# DIRECTIONS:
Work out how many lines in the listing below include the word "cookies". Give nothing but the number.

# RECORDS SHOWN:
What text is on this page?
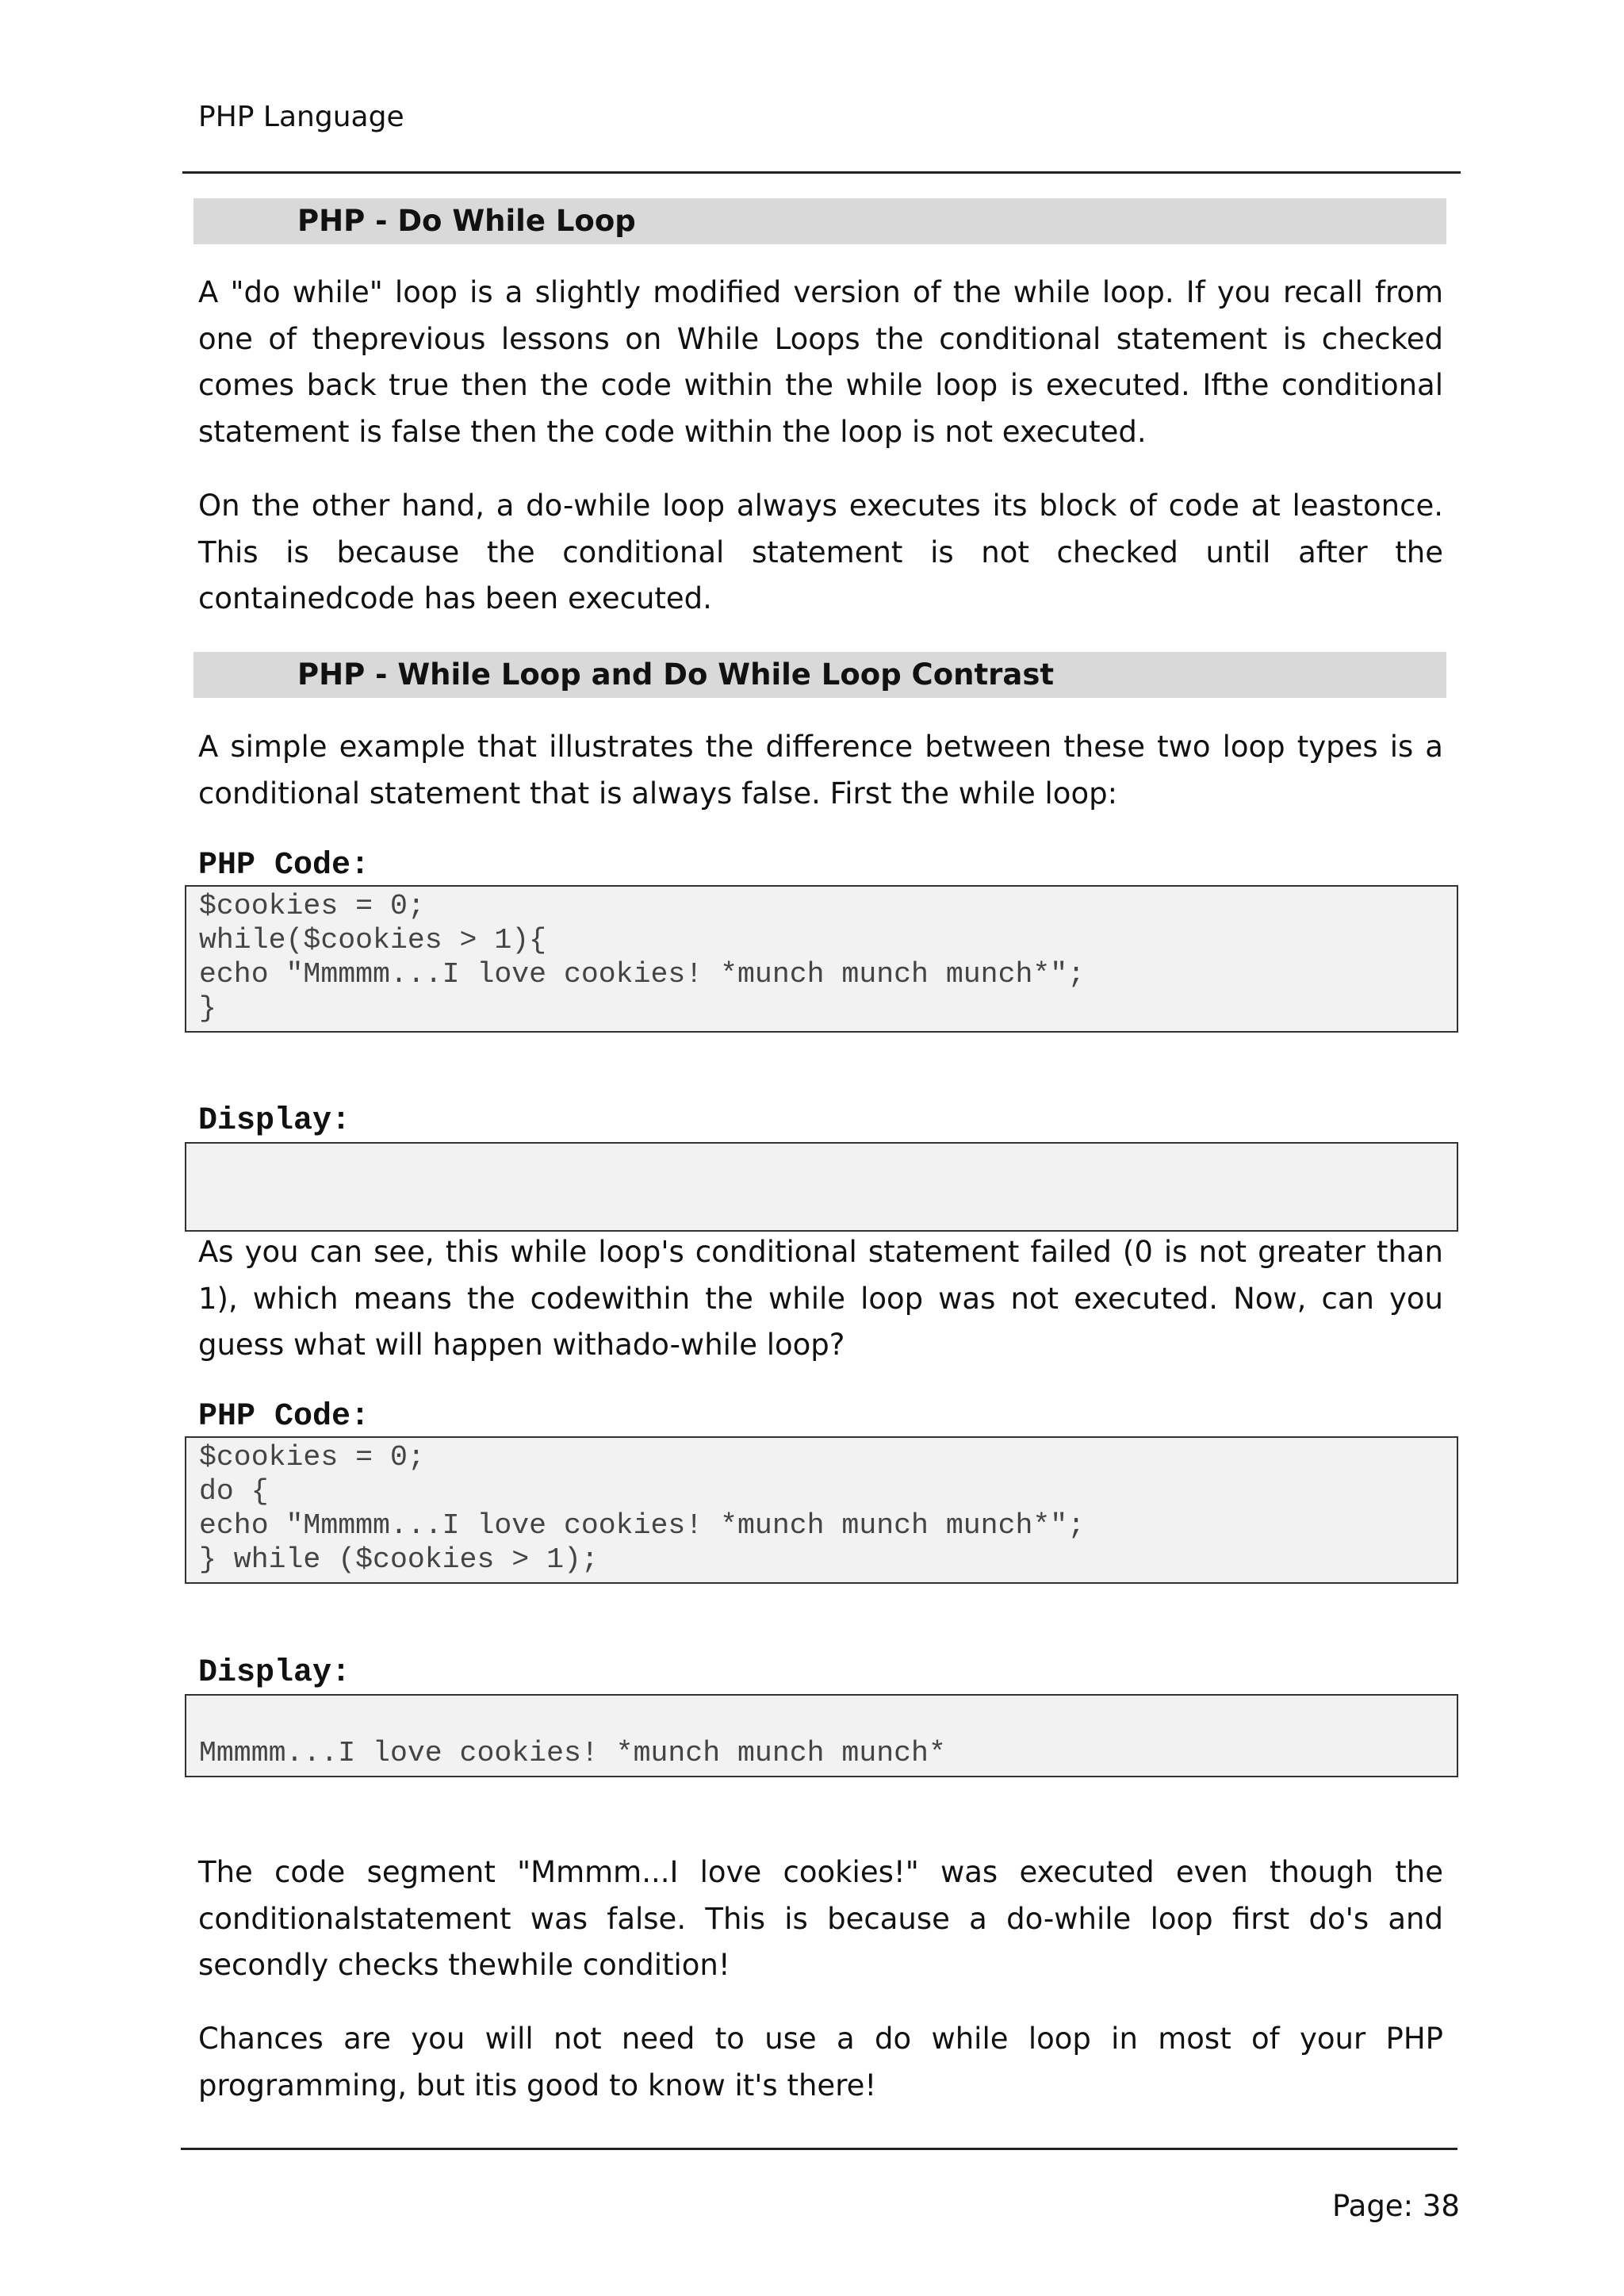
PHP Language
PHP - Do While Loop

A "do while" loop is a slightly modified version of the while loop. If you recall from one of theprevious lessons on While Loops the conditional statement is checked comes back true then the code within the while loop is executed. Ifthe conditional statement is false then the code within the loop is not executed.

On the other hand, a do-while loop always executes its block of code at leastonce. This is because the conditional statement is not checked until after the containedcode has been executed.

PHP - While Loop and Do While Loop Contrast

A simple example that illustrates the difference between these two loop types is a conditional statement that is always false. First the while loop:

PHP Code:
$cookies = 0;
while($cookies > 1){
echo "Mmmmm...I love cookies! *munch munch munch*";
}
Display:

As you can see, this while loop's conditional statement failed (0 is not greater than 1), which means the codewithin the while loop was not executed. Now, can you guess what will happen withado-while loop?

PHP Code:
$cookies = 0;
do {
echo "Mmmmm...I love cookies! *munch munch munch*";
} while ($cookies > 1);
Display:
Mmmmm...I love cookies! *munch munch munch*

The code segment "Mmmm...I love cookies!" was executed even though the conditionalstatement was false. This is because a do-while loop first do's and secondly checks thewhile condition!

Chances are you will not need to use a do while loop in most of your PHP programming, but itis good to know it's there!

Page: 38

# OUTPUT FOR THIS TASK:
8